---------- PROVIDED DATA

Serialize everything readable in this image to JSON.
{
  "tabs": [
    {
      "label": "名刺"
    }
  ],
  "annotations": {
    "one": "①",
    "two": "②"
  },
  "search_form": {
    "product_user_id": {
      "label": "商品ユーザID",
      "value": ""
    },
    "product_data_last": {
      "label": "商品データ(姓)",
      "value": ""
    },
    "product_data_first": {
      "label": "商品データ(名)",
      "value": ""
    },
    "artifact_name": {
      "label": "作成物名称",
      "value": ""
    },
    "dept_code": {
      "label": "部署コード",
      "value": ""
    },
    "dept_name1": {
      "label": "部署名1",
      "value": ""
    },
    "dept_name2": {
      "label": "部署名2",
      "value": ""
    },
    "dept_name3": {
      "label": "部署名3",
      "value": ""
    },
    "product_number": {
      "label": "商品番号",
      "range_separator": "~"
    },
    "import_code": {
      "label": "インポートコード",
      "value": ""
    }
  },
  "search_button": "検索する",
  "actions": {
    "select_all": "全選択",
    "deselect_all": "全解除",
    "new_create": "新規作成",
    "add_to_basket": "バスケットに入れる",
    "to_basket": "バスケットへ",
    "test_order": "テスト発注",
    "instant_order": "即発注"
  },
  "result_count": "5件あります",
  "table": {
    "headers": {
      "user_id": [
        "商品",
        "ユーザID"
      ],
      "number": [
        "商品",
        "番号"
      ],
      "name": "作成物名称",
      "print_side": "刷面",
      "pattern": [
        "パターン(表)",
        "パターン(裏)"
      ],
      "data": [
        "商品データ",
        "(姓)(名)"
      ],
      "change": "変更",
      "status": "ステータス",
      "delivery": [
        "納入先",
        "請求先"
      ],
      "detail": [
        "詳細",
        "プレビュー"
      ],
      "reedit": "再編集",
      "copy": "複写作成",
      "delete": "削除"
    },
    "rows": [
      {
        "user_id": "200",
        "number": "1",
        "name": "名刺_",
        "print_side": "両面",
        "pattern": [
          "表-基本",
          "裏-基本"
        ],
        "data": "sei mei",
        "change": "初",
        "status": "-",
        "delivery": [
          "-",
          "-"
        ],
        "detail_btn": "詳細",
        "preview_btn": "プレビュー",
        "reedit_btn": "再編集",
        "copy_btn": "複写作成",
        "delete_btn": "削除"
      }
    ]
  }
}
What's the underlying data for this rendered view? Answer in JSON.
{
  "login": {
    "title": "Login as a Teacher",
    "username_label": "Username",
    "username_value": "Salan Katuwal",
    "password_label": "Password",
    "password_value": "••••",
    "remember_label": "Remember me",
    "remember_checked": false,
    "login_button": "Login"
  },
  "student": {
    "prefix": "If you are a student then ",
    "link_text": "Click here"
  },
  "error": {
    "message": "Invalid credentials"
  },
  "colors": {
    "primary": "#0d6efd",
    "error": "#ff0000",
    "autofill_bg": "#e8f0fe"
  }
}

--------------------

WHAT YOU HAVE TO DO - Emit verbatim the lines running from the one with "What's the underlying" through the last line of the data, both endpoints inclusive.

ANSWER -
What's the underlying data for this rendered view? Answer in JSON.
{
  "login": {
    "title": "Login as a Teacher",
    "username_label": "Username",
    "username_value": "Salan Katuwal",
    "password_label": "Password",
    "password_value": "••••",
    "remember_label": "Remember me",
    "remember_checked": false,
    "login_button": "Login"
  },
  "student": {
    "prefix": "If you are a student then ",
    "link_text": "Click here"
  },
  "error": {
    "message": "Invalid credentials"
  },
  "colors": {
    "primary": "#0d6efd",
    "error": "#ff0000",
    "autofill_bg": "#e8f0fe"
  }
}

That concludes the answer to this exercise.